WORK TO COMPLETE: Retype the records without alteration, starting with the line containing "Patent image size: (1155, 848)." and continuing through the line containing "The three-axis magnetic", both included.

SUPPLIED MATERIAL:
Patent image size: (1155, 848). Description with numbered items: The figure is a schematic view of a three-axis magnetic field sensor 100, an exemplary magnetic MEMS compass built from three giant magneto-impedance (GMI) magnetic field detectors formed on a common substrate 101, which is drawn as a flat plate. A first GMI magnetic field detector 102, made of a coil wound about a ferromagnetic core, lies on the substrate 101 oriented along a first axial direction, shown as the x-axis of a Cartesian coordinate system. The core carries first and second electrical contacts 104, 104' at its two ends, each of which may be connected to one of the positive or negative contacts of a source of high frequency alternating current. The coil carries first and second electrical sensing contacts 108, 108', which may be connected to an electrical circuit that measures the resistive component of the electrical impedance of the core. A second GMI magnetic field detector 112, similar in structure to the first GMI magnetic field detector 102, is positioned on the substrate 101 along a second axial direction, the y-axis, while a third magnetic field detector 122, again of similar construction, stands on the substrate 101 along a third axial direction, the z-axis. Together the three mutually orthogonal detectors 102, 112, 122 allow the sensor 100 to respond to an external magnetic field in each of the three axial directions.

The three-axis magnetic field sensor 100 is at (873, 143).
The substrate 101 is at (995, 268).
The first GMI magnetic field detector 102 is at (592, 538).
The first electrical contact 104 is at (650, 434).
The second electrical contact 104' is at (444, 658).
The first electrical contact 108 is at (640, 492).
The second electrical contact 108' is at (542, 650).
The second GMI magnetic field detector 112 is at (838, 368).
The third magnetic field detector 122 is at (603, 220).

...

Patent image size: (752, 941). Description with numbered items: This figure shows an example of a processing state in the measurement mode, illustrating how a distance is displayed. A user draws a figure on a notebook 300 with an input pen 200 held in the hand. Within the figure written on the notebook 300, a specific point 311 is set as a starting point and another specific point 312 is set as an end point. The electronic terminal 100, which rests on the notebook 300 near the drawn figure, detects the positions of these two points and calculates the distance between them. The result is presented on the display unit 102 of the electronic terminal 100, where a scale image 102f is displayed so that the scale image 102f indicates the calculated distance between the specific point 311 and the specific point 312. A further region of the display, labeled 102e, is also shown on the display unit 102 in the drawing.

FULL ANSWER:
Patent image size: (1155, 848). Description with numbered items: The figure is a schematic view of a three-axis magnetic field sensor 100, an exemplary magnetic MEMS compass built from three giant magneto-impedance (GMI) magnetic field detectors formed on a common substrate 101, which is drawn as a flat plate. A first GMI magnetic field detector 102, made of a coil wound about a ferromagnetic core, lies on the substrate 101 oriented along a first axial direction, shown as the x-axis of a Cartesian coordinate system. The core carries first and second electrical contacts 104, 104' at its two ends, each of which may be connected to one of the positive or negative contacts of a source of high frequency alternating current. The coil carries first and second electrical sensing contacts 108, 108', which may be connected to an electrical circuit that measures the resistive component of the electrical impedance of the core. A second GMI magnetic field detector 112, similar in structure to the first GMI magnetic field detector 102, is positioned on the substrate 101 along a second axial direction, the y-axis, while a third magnetic field detector 122, again of similar construction, stands on the substrate 101 along a third axial direction, the z-axis. Together the three mutually orthogonal detectors 102, 112, 122 allow the sensor 100 to respond to an external magnetic field in each of the three axial directions.

The three-axis magnetic field sensor 100 is at (873, 143).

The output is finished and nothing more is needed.